#### [REQUIREMENTS]
Locate every line that holds the string "东台市实验小学" and copy it.

__________

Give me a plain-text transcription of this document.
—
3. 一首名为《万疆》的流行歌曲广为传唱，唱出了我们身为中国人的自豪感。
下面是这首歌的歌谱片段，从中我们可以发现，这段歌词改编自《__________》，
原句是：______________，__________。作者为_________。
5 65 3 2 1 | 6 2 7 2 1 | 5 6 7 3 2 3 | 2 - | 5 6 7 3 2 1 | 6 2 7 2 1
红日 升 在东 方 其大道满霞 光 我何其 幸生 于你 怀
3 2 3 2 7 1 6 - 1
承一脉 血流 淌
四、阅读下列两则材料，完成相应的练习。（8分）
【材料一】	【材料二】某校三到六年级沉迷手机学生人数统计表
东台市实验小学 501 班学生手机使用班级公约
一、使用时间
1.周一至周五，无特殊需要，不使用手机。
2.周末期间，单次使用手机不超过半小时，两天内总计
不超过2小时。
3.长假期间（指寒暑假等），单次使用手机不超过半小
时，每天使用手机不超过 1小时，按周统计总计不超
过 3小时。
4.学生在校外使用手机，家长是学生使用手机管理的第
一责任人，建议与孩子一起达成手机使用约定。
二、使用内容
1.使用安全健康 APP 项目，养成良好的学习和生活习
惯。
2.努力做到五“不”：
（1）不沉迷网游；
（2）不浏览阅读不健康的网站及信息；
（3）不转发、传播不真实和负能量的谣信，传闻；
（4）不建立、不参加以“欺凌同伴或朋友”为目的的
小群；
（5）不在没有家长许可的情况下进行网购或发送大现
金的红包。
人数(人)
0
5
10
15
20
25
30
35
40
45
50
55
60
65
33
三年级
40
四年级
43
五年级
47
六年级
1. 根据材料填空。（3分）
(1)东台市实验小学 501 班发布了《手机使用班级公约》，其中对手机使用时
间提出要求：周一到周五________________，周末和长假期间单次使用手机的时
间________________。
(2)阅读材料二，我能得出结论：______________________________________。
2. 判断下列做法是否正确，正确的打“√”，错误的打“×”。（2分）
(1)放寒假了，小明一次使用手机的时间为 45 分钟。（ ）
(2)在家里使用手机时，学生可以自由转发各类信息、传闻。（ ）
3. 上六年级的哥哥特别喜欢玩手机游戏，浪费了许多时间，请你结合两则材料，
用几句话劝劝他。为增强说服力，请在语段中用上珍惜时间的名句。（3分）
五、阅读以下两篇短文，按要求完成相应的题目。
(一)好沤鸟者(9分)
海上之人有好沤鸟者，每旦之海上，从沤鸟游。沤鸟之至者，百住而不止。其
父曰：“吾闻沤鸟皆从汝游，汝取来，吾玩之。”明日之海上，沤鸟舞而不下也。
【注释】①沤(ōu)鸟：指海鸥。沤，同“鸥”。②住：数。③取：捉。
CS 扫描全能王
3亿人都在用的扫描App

__________

#### [RESULT OF THE EXERCISE]
东台市实验小学 501 班学生手机使用班级公约
(1)东台市实验小学 501 班发布了《手机使用班级公约》，其中对手机使用时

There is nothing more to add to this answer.